• Dataset records:
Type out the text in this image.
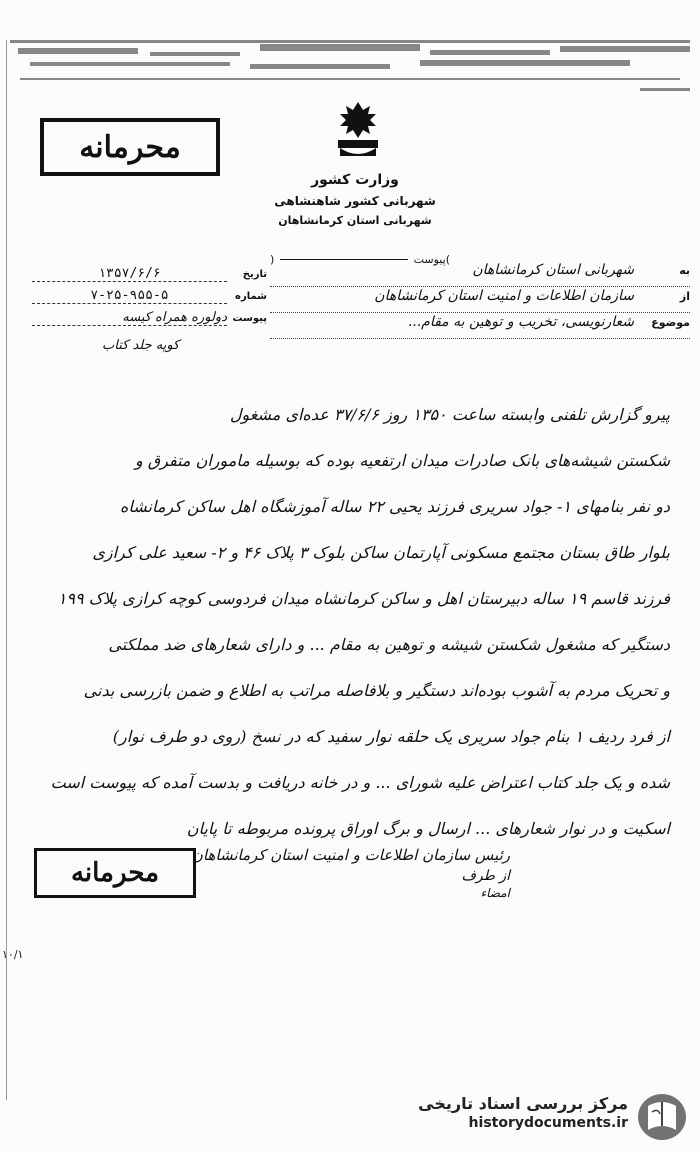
محرمانه
وزارت کشور
شهربانی کشور شاهنشاهی
شهربانی استان کرمانشاهان
)
پیوست
(
تاریخ
۱۳۵۷/۶/۶
شماره
۷-۲۵-۹۵۵-۵
پیوست
دولوره همراه کیسه
کوپه جلد کتاب
به
شهربانی استان کرمانشاهان
از
سازمان اطلاعات و امنیت استان کرمانشاهان
موضوع
شعارنویسی، تخریب و توهین به مقام...
پیرو گزارش تلفنی وابسته ساعت ۱۳۵۰ روز ۳۷/۶/۶ عده‌ای مشغول
شکستن شیشه‌های بانک صادرات میدان ارتفعیه بوده که بوسیله ماموران متفرق و
دو نفر بنامهای ۱- جواد سریری فرزند یحیی ۲۲ ساله آموزشگاه اهل ساکن کرمانشاه
بلوار طاق بستان مجتمع مسکونی آپارتمان ساکن بلوک ۳ پلاک ۴۶ و ۲- سعید علی کرازی
فرزند قاسم ۱۹ ساله دبیرستان اهل و ساکن کرمانشاه میدان فردوسی کوچه کرازی پلاک ۱۹۹
دستگیر که مشغول شکستن شیشه و توهین به مقام ... و دارای شعارهای ضد مملکتی
و تحریک مردم به آشوب بوده‌اند دستگیر و بلافاصله مراتب به اطلاع و ضمن بازرسی بدنی
از فرد ردیف ۱ بنام جواد سریری یک حلقه نوار سفید که در نسخ (روی دو طرف نوار)
شده و یک جلد کتاب اعتراض علیه شورای ... و در خانه دریافت و بدست آمده که پیوست است
اسکیت و در نوار شعارهای ... ارسال و برگ اوراق پرونده مربوطه تا پایان
محرمانه
رئیس سازمان اطلاعات و امنیت استان کرمانشاهان
از طرف
امضاء
۱۰/۱
مرکز بررسی اسناد تاریخی
historydocuments.ir
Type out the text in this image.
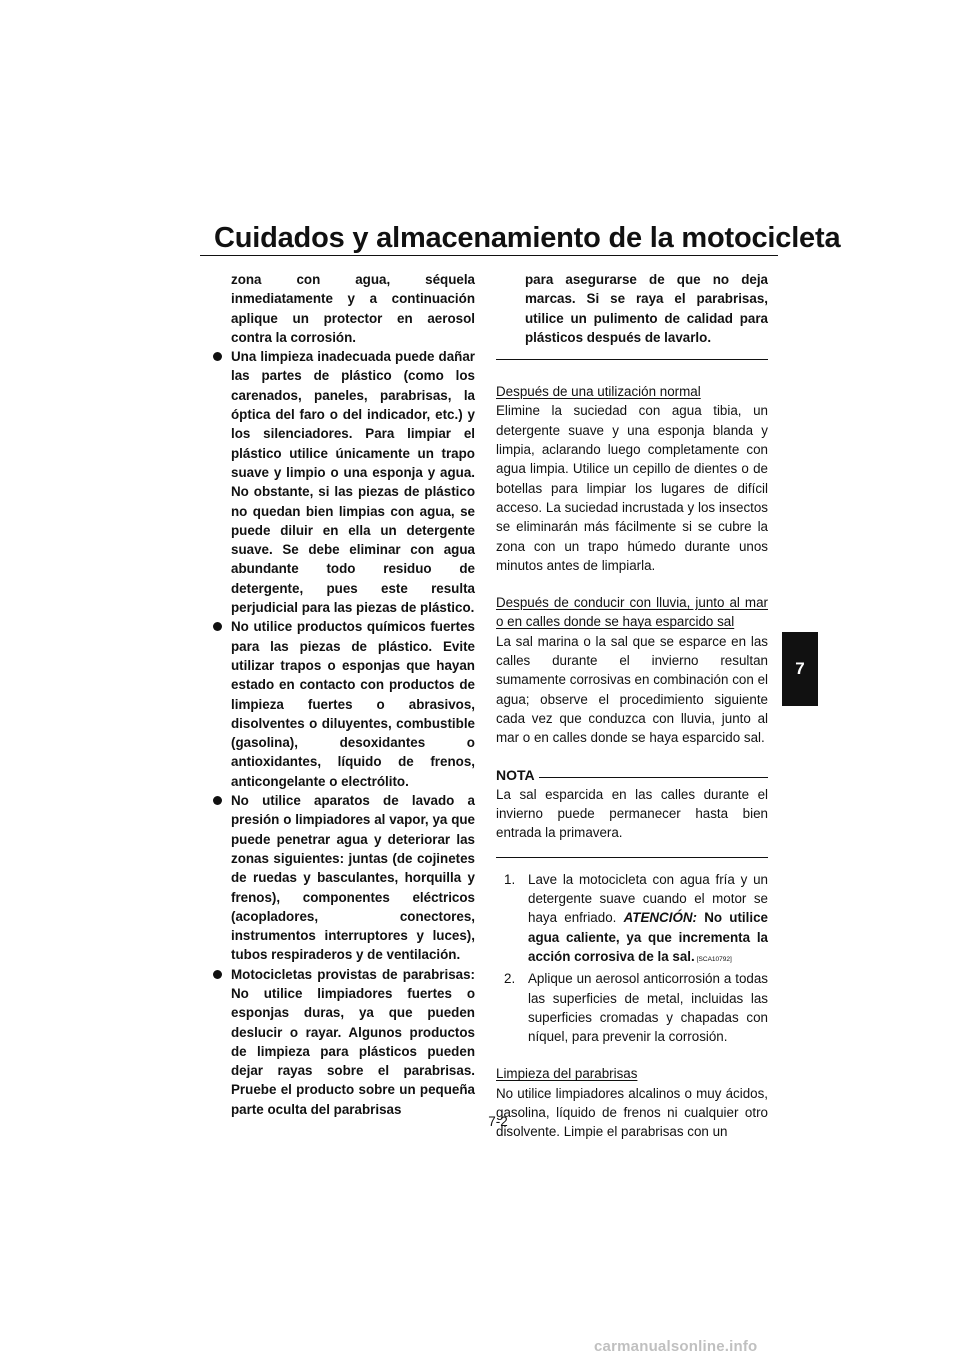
Cuidados y almacenamiento de la motocicleta
7

zona con agua, séquela inmediatamente y a continuación aplique un protector en aerosol contra la corrosión.

Una limpieza inadecuada puede dañar las partes de plástico (como los carenados, paneles, parabrisas, la óptica del faro o del indicador, etc.) y los silenciadores. Para limpiar el plástico utilice únicamente un trapo suave y limpio o una esponja y agua. No obstante, si las piezas de plástico no quedan bien limpias con agua, se puede diluir en ella un detergente suave. Se debe eliminar con agua abundante todo residuo de detergente, pues este resulta perjudicial para las piezas de plástico.
No utilice productos químicos fuertes para las piezas de plástico. Evite utilizar trapos o esponjas que hayan estado en contacto con productos de limpieza fuertes o abrasivos, disolventes o diluyentes, combustible (gasolina), desoxidantes o antioxidantes, líquido de frenos, anticongelante o electrólito.
No utilice aparatos de lavado a presión o limpiadores al vapor, ya que puede penetrar agua y deteriorar las zonas siguientes: juntas (de cojinetes de ruedas y basculantes, horquilla y frenos), componentes eléctricos (acopladores, conectores, instrumentos interruptores y luces), tubos respiraderos y de ventilación.
Motocicletas provistas de parabrisas: No utilice limpiadores fuertes o esponjas duras, ya que pueden deslucir o rayar. Algunos productos de limpieza para plásticos pueden dejar rayas sobre el parabrisas. Pruebe el producto sobre un pequeña parte oculta del parabrisas

para asegurarse de que no deja marcas. Si se raya el parabrisas, utilice un pulimento de calidad para plásticos después de lavarlo.

Después de una utilización normal

Elimine la suciedad con agua tibia, un detergente suave y una esponja blanda y limpia, aclarando luego completamente con agua limpia. Utilice un cepillo de dientes o de botellas para limpiar los lugares de difícil acceso. La suciedad incrustada y los insectos se eliminarán más fácilmente si se cubre la zona con un trapo húmedo durante unos minutos antes de limpiarla.

Después de conducir con lluvia, junto al mar o en calles donde se haya esparcido sal

La sal marina o la sal que se esparce en las calles durante el invierno resultan sumamente corrosivas en combinación con el agua; observe el procedimiento siguiente cada vez que conduzca con lluvia, junto al mar o en calles donde se haya esparcido sal.

NOTA

La sal esparcida en las calles durante el invierno puede permanecer hasta bien entrada la primavera.

1. Lave la motocicleta con agua fría y un detergente suave cuando el motor se haya enfriado. ATENCIÓN: No utilice agua caliente, ya que incrementa la acción corrosiva de la sal. [SCA10792]
2. Aplique un aerosol anticorrosión a todas las superficies de metal, incluidas las superficies cromadas y chapadas con níquel, para prevenir la corrosión.

Limpieza del parabrisas

No utilice limpiadores alcalinos o muy ácidos, gasolina, líquido de frenos ni cualquier otro disolvente. Limpie el parabrisas con un

7-2
carmanualsonline.info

• Goal:
The pictures should not appear in the copy; every other part of the records above must be returned exactly.

• Expected answer:
Type out the text in this image.
محرمانه
وزارت کشور
شهربانی کشور شاهنشاهی
شهربانی استان کرمانشاهان
)
پیوست
(
تاریخ
۱۳۵۷/۶/۶
شماره
۷-۲۵-۹۵۵-۵
پیوست
دولوره همراه کیسه
کوپه جلد کتاب
به
شهربانی استان کرمانشاهان
از
سازمان اطلاعات و امنیت استان کرمانشاهان
موضوع
شعارنویسی، تخریب و توهین به مقام...
پیرو گزارش تلفنی وابسته ساعت ۱۳۵۰ روز ۳۷/۶/۶ عده‌ای مشغول
شکستن شیشه‌های بانک صادرات میدان ارتفعیه بوده که بوسیله ماموران متفرق و
دو نفر بنامهای ۱- جواد سریری فرزند یحیی ۲۲ ساله آموزشگاه اهل ساکن کرمانشاه
بلوار طاق بستان مجتمع مسکونی آپارتمان ساکن بلوک ۳ پلاک ۴۶ و ۲- سعید علی کرازی
فرزند قاسم ۱۹ ساله دبیرستان اهل و ساکن کرمانشاه میدان فردوسی کوچه کرازی پلاک ۱۹۹
دستگیر که مشغول شکستن شیشه و توهین به مقام ... و دارای شعارهای ضد مملکتی
و تحریک مردم به آشوب بوده‌اند دستگیر و بلافاصله مراتب به اطلاع و ضمن بازرسی بدنی
از فرد ردیف ۱ بنام جواد سریری یک حلقه نوار سفید که در نسخ (روی دو طرف نوار)
شده و یک جلد کتاب اعتراض علیه شورای ... و در خانه دریافت و بدست آمده که پیوست است
اسکیت و در نوار شعارهای ... ارسال و برگ اوراق پرونده مربوطه تا پایان
محرمانه
رئیس سازمان اطلاعات و امنیت استان کرمانشاهان
از طرف
امضاء
۱۰/۱
مرکز بررسی اسناد تاریخی
historydocuments.ir
Type out the text in this image.
Cuidados y almacenamiento de la motocicleta
7

zona con agua, séquela inmediatamente y a continuación aplique un protector en aerosol contra la corrosión.

Una limpieza inadecuada puede dañar las partes de plástico (como los carenados, paneles, parabrisas, la óptica del faro o del indicador, etc.) y los silenciadores. Para limpiar el plástico utilice únicamente un trapo suave y limpio o una esponja y agua. No obstante, si las piezas de plástico no quedan bien limpias con agua, se puede diluir en ella un detergente suave. Se debe eliminar con agua abundante todo residuo de detergente, pues este resulta perjudicial para las piezas de plástico.
No utilice productos químicos fuertes para las piezas de plástico. Evite utilizar trapos o esponjas que hayan estado en contacto con productos de limpieza fuertes o abrasivos, disolventes o diluyentes, combustible (gasolina), desoxidantes o antioxidantes, líquido de frenos, anticongelante o electrólito.
No utilice aparatos de lavado a presión o limpiadores al vapor, ya que puede penetrar agua y deteriorar las zonas siguientes: juntas (de cojinetes de ruedas y basculantes, horquilla y frenos), componentes eléctricos (acopladores, conectores, instrumentos interruptores y luces), tubos respiraderos y de ventilación.
Motocicletas provistas de parabrisas: No utilice limpiadores fuertes o esponjas duras, ya que pueden deslucir o rayar. Algunos productos de limpieza para plásticos pueden dejar rayas sobre el parabrisas. Pruebe el producto sobre un pequeña parte oculta del parabrisas

para asegurarse de que no deja marcas. Si se raya el parabrisas, utilice un pulimento de calidad para plásticos después de lavarlo.

Después de una utilización normal

Elimine la suciedad con agua tibia, un detergente suave y una esponja blanda y limpia, aclarando luego completamente con agua limpia. Utilice un cepillo de dientes o de botellas para limpiar los lugares de difícil acceso. La suciedad incrustada y los insectos se eliminarán más fácilmente si se cubre la zona con un trapo húmedo durante unos minutos antes de limpiarla.

Después de conducir con lluvia, junto al mar o en calles donde se haya esparcido sal

La sal marina o la sal que se esparce en las calles durante el invierno resultan sumamente corrosivas en combinación con el agua; observe el procedimiento siguiente cada vez que conduzca con lluvia, junto al mar o en calles donde se haya esparcido sal.

NOTA

La sal esparcida en las calles durante el invierno puede permanecer hasta bien entrada la primavera.

1. Lave la motocicleta con agua fría y un detergente suave cuando el motor se haya enfriado. ATENCIÓN: No utilice agua caliente, ya que incrementa la acción corrosiva de la sal. [SCA10792]
2. Aplique un aerosol anticorrosión a todas las superficies de metal, incluidas las superficies cromadas y chapadas con níquel, para prevenir la corrosión.

Limpieza del parabrisas

No utilice limpiadores alcalinos o muy ácidos, gasolina, líquido de frenos ni cualquier otro disolvente. Limpie el parabrisas con un

7-2
carmanualsonline.info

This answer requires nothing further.